[START OF Record excerpts]

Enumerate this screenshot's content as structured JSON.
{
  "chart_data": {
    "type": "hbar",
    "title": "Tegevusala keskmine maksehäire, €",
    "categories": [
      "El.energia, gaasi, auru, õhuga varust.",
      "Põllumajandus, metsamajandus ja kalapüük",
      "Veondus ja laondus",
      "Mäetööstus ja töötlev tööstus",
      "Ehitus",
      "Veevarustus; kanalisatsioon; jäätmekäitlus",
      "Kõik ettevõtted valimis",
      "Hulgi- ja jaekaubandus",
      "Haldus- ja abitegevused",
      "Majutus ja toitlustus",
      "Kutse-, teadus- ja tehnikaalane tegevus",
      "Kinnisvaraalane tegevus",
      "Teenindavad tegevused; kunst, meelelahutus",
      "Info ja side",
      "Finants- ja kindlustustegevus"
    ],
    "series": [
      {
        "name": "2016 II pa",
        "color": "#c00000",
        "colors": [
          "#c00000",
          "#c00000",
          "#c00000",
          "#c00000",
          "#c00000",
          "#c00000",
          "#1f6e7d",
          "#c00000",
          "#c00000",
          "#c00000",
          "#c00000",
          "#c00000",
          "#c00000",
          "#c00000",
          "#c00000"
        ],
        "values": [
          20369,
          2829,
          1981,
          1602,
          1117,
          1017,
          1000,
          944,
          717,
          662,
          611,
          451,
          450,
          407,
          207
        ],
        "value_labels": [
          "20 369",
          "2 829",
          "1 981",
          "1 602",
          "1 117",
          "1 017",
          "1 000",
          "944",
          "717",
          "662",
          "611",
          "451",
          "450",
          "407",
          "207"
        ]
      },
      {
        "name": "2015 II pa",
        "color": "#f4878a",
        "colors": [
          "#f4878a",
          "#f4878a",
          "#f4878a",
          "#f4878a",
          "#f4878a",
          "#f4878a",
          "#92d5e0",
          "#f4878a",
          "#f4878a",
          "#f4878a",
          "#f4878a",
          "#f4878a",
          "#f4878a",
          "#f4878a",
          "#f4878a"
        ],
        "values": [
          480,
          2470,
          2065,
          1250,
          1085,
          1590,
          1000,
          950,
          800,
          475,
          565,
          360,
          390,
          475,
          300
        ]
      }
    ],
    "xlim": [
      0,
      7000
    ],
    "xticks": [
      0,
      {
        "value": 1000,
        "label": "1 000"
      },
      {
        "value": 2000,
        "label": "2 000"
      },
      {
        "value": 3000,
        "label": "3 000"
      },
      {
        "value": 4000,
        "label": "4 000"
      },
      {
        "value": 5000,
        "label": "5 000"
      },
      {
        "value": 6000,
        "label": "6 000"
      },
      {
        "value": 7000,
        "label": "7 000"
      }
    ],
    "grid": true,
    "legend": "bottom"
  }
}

[END OF Record excerpts]

**Description of the task:**
Return every entry exactly as given.

**Response below:**
Enumerate this screenshot's content as structured JSON.
{
  "chart_data": {
    "type": "hbar",
    "title": "Tegevusala keskmine maksehäire, €",
    "categories": [
      "El.energia, gaasi, auru, õhuga varust.",
      "Põllumajandus, metsamajandus ja kalapüük",
      "Veondus ja laondus",
      "Mäetööstus ja töötlev tööstus",
      "Ehitus",
      "Veevarustus; kanalisatsioon; jäätmekäitlus",
      "Kõik ettevõtted valimis",
      "Hulgi- ja jaekaubandus",
      "Haldus- ja abitegevused",
      "Majutus ja toitlustus",
      "Kutse-, teadus- ja tehnikaalane tegevus",
      "Kinnisvaraalane tegevus",
      "Teenindavad tegevused; kunst, meelelahutus",
      "Info ja side",
      "Finants- ja kindlustustegevus"
    ],
    "series": [
      {
        "name": "2016 II pa",
        "color": "#c00000",
        "colors": [
          "#c00000",
          "#c00000",
          "#c00000",
          "#c00000",
          "#c00000",
          "#c00000",
          "#1f6e7d",
          "#c00000",
          "#c00000",
          "#c00000",
          "#c00000",
          "#c00000",
          "#c00000",
          "#c00000",
          "#c00000"
        ],
        "values": [
          20369,
          2829,
          1981,
          1602,
          1117,
          1017,
          1000,
          944,
          717,
          662,
          611,
          451,
          450,
          407,
          207
        ],
        "value_labels": [
          "20 369",
          "2 829",
          "1 981",
          "1 602",
          "1 117",
          "1 017",
          "1 000",
          "944",
          "717",
          "662",
          "611",
          "451",
          "450",
          "407",
          "207"
        ]
      },
      {
        "name": "2015 II pa",
        "color": "#f4878a",
        "colors": [
          "#f4878a",
          "#f4878a",
          "#f4878a",
          "#f4878a",
          "#f4878a",
          "#f4878a",
          "#92d5e0",
          "#f4878a",
          "#f4878a",
          "#f4878a",
          "#f4878a",
          "#f4878a",
          "#f4878a",
          "#f4878a",
          "#f4878a"
        ],
        "values": [
          480,
          2470,
          2065,
          1250,
          1085,
          1590,
          1000,
          950,
          800,
          475,
          565,
          360,
          390,
          475,
          300
        ]
      }
    ],
    "xlim": [
      0,
      7000
    ],
    "xticks": [
      0,
      {
        "value": 1000,
        "label": "1 000"
      },
      {
        "value": 2000,
        "label": "2 000"
      },
      {
        "value": 3000,
        "label": "3 000"
      },
      {
        "value": 4000,
        "label": "4 000"
      },
      {
        "value": 5000,
        "label": "5 000"
      },
      {
        "value": 6000,
        "label": "6 000"
      },
      {
        "value": 7000,
        "label": "7 000"
      }
    ],
    "grid": true,
    "legend": "bottom"
  }
}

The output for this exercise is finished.